■ WHAT IS ASKED: Reproduce the listing below in full and without alteration, apart from its pictures.

■ SUPPLIED DATA:
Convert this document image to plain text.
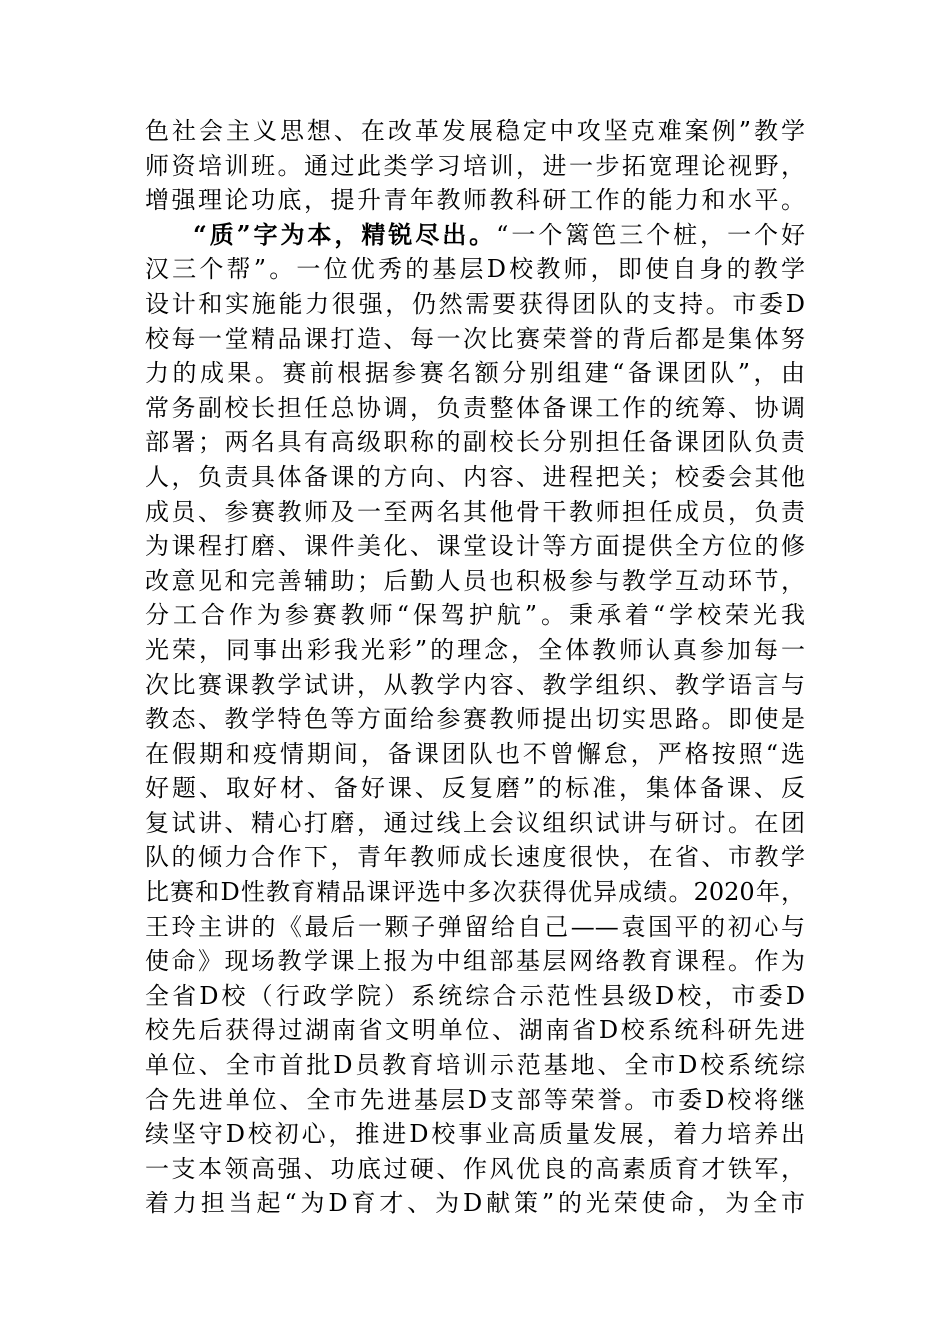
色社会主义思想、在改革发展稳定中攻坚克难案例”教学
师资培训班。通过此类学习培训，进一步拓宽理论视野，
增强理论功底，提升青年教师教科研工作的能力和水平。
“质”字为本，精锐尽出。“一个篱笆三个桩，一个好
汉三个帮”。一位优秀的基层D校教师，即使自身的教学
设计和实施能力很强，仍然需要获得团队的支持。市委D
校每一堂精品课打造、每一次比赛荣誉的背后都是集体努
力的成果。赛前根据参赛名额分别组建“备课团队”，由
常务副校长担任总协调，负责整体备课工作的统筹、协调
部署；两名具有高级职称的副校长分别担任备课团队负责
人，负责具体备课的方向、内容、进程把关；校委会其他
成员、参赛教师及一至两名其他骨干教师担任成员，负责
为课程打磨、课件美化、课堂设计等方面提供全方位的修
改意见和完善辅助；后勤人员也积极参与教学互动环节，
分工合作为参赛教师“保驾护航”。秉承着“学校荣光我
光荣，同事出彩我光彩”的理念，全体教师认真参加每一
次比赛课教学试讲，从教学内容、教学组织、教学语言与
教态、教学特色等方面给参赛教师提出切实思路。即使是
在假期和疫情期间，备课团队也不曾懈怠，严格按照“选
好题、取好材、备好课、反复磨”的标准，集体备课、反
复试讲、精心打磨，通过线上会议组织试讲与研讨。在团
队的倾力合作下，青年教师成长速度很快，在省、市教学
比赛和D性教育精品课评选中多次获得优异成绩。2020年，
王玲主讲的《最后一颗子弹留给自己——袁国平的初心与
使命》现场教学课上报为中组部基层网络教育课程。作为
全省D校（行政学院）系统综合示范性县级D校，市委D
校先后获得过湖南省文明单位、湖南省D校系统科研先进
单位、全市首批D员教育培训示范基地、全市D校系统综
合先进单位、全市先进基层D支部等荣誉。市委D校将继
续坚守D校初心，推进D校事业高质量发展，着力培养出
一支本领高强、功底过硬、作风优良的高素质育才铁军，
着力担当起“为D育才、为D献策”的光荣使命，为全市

■ RESPONSE TO THIS TASK:
Convert this document image to plain text.
色社会主义思想、在改革发展稳定中攻坚克难案例”教学
师资培训班。通过此类学习培训，进一步拓宽理论视野，
增强理论功底，提升青年教师教科研工作的能力和水平。
“质”字为本，精锐尽出。“一个篱笆三个桩，一个好
汉三个帮”。一位优秀的基层D校教师，即使自身的教学
设计和实施能力很强，仍然需要获得团队的支持。市委D
校每一堂精品课打造、每一次比赛荣誉的背后都是集体努
力的成果。赛前根据参赛名额分别组建“备课团队”，由
常务副校长担任总协调，负责整体备课工作的统筹、协调
部署；两名具有高级职称的副校长分别担任备课团队负责
人，负责具体备课的方向、内容、进程把关；校委会其他
成员、参赛教师及一至两名其他骨干教师担任成员，负责
为课程打磨、课件美化、课堂设计等方面提供全方位的修
改意见和完善辅助；后勤人员也积极参与教学互动环节，
分工合作为参赛教师“保驾护航”。秉承着“学校荣光我
光荣，同事出彩我光彩”的理念，全体教师认真参加每一
次比赛课教学试讲，从教学内容、教学组织、教学语言与
教态、教学特色等方面给参赛教师提出切实思路。即使是
在假期和疫情期间，备课团队也不曾懈怠，严格按照“选
好题、取好材、备好课、反复磨”的标准，集体备课、反
复试讲、精心打磨，通过线上会议组织试讲与研讨。在团
队的倾力合作下，青年教师成长速度很快，在省、市教学
比赛和D性教育精品课评选中多次获得优异成绩。2020年，
王玲主讲的《最后一颗子弹留给自己——袁国平的初心与
使命》现场教学课上报为中组部基层网络教育课程。作为
全省D校（行政学院）系统综合示范性县级D校，市委D
校先后获得过湖南省文明单位、湖南省D校系统科研先进
单位、全市首批D员教育培训示范基地、全市D校系统综
合先进单位、全市先进基层D支部等荣誉。市委D校将继
续坚守D校初心，推进D校事业高质量发展，着力培养出
一支本领高强、功底过硬、作风优良的高素质育才铁军，
着力担当起“为D育才、为D献策”的光荣使命，为全市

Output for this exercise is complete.